[Start of Material]
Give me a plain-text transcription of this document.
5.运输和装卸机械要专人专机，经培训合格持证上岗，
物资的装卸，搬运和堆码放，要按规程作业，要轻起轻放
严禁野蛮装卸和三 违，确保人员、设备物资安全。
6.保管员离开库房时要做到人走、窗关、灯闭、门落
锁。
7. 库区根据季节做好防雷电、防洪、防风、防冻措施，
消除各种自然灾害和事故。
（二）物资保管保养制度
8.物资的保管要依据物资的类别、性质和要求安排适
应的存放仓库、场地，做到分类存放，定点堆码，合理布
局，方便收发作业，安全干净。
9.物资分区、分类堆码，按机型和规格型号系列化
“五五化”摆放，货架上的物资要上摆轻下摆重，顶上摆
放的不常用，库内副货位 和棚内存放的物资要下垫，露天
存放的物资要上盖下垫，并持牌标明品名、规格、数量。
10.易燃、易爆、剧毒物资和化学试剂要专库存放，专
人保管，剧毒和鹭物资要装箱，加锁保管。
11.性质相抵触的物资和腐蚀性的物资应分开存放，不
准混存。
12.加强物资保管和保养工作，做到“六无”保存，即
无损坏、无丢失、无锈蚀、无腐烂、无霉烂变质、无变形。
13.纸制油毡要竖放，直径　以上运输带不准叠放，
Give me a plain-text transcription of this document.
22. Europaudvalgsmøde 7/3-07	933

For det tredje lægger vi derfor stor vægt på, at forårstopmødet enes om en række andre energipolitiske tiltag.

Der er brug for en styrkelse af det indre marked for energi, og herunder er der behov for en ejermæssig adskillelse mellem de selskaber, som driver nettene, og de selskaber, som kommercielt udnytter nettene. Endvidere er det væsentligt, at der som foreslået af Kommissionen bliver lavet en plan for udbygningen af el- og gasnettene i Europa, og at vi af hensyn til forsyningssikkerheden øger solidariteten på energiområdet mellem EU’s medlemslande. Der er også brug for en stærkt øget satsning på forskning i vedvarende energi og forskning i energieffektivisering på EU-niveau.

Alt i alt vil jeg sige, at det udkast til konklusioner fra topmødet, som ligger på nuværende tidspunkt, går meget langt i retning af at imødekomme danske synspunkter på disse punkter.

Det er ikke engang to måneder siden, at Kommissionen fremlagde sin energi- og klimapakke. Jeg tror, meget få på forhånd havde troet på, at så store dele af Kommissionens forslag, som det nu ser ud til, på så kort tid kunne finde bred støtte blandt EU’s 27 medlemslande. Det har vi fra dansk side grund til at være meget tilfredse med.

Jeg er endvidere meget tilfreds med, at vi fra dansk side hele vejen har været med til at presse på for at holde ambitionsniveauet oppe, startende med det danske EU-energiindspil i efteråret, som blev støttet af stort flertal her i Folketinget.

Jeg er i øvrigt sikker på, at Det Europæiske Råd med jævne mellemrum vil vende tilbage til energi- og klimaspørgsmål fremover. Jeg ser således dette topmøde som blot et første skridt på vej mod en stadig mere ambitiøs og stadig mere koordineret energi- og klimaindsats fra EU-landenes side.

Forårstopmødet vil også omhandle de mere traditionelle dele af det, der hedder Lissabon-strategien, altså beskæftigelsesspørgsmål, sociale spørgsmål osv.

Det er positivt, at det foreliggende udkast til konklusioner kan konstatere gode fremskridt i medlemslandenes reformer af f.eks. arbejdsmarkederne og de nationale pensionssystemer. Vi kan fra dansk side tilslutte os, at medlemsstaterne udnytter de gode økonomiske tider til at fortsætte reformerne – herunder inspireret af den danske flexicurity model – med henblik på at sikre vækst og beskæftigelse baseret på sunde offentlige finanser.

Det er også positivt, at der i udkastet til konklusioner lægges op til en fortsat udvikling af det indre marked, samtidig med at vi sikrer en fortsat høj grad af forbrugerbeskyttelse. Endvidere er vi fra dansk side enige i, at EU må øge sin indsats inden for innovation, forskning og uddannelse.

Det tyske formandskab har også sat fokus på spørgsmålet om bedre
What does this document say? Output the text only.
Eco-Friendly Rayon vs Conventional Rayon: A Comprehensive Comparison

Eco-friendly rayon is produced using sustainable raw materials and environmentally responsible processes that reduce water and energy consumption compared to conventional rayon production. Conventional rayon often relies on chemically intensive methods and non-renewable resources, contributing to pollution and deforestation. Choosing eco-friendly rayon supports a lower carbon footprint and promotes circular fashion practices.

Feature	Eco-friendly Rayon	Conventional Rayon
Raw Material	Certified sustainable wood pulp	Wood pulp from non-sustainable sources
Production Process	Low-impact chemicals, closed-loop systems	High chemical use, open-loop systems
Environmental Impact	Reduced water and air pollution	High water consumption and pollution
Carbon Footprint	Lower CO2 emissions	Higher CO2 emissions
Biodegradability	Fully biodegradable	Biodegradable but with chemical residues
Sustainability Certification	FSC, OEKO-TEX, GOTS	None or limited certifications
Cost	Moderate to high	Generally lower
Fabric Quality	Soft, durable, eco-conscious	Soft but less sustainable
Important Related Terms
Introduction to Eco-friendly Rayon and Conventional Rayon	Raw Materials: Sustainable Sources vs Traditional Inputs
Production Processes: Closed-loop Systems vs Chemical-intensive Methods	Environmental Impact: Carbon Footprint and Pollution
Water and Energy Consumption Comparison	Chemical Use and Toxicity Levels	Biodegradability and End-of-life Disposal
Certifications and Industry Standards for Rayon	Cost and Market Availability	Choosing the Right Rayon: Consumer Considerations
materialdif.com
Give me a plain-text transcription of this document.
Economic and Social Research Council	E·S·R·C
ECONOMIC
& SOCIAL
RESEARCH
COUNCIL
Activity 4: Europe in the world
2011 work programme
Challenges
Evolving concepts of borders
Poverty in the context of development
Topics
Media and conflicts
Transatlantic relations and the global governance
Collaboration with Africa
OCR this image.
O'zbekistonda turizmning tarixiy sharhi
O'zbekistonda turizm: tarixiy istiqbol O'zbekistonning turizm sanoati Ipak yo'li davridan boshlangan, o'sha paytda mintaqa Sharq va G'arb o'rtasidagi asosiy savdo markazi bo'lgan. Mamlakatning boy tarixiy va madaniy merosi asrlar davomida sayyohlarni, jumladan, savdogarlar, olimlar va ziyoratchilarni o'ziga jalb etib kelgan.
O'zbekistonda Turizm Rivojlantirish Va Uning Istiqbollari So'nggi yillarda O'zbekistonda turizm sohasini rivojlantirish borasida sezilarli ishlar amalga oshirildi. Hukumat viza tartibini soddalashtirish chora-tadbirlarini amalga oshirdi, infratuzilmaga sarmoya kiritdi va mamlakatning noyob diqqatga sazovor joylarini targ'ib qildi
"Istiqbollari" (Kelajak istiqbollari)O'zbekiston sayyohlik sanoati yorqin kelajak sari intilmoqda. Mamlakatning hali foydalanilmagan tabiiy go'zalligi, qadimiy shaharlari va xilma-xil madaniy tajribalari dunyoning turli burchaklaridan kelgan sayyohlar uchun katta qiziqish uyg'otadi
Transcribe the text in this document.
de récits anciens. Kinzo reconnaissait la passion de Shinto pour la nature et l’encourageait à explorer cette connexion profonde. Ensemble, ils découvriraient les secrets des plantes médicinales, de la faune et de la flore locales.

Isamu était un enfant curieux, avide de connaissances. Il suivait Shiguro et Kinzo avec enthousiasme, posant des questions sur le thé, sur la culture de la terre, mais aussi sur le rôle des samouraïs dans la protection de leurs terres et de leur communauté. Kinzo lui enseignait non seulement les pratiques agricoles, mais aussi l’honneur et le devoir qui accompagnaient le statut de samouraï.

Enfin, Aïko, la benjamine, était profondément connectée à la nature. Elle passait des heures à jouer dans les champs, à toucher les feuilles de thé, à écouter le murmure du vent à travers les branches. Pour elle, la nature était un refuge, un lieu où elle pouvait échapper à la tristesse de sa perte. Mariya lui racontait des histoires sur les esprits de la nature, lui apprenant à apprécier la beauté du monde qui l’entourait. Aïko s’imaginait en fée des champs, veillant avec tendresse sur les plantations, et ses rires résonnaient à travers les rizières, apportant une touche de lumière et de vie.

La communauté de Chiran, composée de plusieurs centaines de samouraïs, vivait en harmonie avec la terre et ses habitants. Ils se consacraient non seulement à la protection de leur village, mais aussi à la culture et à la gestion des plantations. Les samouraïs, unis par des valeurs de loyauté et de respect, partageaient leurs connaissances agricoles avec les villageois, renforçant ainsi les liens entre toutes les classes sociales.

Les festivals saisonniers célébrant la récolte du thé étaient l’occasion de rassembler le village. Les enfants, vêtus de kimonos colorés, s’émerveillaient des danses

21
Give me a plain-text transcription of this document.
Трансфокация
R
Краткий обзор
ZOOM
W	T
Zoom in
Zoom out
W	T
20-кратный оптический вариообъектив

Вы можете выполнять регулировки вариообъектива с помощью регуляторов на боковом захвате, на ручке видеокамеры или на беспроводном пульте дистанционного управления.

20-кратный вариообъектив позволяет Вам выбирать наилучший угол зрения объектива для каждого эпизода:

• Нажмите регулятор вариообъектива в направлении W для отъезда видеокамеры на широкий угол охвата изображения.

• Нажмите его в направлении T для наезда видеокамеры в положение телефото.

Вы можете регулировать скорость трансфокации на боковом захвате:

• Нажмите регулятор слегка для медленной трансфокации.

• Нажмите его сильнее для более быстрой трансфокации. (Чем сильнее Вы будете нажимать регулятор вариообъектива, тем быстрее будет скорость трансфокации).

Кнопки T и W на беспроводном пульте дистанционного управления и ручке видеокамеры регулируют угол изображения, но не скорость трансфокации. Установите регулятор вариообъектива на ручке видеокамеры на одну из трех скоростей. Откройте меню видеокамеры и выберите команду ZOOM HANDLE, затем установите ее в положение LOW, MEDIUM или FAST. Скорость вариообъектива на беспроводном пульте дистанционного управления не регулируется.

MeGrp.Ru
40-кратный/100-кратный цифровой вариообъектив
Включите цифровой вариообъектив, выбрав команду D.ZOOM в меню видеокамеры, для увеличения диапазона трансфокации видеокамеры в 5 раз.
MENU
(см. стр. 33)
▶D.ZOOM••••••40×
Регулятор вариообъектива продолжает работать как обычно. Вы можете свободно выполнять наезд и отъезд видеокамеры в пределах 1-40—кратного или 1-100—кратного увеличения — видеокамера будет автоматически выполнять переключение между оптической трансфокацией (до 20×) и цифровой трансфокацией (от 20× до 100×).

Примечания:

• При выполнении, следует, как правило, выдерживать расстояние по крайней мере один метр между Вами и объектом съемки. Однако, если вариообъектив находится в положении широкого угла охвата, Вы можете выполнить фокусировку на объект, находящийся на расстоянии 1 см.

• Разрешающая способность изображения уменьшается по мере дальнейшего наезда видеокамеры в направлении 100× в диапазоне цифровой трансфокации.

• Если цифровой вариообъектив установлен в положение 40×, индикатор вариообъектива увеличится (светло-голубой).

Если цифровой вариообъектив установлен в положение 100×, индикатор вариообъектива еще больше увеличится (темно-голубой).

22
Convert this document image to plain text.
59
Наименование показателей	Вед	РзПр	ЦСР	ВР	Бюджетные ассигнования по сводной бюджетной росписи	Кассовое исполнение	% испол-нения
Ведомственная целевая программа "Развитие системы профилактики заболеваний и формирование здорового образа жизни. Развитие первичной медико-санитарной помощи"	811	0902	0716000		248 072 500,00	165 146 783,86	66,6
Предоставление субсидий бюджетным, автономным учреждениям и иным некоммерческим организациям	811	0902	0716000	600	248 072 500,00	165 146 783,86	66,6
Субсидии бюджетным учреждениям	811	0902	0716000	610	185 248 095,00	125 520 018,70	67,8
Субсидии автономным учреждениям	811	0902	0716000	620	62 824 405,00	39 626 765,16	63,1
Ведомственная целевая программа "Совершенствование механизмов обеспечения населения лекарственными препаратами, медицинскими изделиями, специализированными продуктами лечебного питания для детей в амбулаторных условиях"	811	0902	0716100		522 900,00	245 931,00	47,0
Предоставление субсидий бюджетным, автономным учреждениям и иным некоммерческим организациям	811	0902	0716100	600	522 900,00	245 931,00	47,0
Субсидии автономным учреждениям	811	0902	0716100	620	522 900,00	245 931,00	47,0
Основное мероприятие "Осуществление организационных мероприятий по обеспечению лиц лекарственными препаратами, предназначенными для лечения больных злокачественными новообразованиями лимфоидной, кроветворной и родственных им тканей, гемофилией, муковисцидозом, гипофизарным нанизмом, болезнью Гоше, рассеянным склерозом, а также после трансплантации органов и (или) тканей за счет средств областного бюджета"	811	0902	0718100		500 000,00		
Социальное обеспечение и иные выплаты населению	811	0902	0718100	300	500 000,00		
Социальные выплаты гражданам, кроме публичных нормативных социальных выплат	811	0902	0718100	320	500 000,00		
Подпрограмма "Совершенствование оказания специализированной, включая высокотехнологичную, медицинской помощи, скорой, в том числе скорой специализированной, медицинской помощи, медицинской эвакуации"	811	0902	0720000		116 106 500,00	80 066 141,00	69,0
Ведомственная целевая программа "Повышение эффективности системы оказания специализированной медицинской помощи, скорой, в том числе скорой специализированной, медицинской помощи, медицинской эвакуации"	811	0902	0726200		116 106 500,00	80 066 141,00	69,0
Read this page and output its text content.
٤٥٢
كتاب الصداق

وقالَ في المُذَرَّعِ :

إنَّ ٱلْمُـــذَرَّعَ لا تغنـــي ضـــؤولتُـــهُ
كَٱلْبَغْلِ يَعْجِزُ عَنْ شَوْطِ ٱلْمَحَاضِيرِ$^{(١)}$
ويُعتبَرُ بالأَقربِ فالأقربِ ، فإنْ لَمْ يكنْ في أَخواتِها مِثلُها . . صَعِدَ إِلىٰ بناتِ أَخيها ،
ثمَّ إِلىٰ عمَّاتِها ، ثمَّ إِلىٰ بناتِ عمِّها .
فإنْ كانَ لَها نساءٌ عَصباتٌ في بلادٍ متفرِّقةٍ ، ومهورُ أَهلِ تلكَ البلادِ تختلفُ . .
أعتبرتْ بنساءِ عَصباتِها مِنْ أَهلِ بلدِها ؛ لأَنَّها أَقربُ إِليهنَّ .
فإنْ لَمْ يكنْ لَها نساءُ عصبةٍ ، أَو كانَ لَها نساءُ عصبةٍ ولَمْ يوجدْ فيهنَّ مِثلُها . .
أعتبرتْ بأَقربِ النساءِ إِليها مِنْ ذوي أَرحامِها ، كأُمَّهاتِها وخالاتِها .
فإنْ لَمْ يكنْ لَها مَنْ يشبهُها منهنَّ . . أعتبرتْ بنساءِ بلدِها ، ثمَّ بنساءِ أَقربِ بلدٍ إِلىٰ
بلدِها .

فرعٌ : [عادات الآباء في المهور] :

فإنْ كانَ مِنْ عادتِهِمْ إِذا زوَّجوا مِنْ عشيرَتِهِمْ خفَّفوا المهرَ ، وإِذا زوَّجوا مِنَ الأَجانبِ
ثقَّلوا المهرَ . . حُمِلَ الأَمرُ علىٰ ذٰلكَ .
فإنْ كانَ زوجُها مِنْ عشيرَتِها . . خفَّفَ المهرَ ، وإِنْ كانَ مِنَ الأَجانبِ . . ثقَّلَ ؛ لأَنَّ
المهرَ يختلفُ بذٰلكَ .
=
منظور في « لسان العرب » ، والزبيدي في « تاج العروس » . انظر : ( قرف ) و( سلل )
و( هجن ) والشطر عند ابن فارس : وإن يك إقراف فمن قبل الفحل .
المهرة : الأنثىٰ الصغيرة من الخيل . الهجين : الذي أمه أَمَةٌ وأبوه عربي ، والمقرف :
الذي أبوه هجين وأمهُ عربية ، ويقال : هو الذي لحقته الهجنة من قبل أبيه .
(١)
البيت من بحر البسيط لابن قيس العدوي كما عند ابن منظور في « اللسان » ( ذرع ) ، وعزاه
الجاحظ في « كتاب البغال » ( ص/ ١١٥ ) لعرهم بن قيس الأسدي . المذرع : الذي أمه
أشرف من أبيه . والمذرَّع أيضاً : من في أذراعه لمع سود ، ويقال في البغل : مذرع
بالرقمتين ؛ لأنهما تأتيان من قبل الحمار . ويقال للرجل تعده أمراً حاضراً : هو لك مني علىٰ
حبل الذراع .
[End of Material]
## What is being asked
Tell how many lines contain the word "охвата", using only the number.

## The reply
2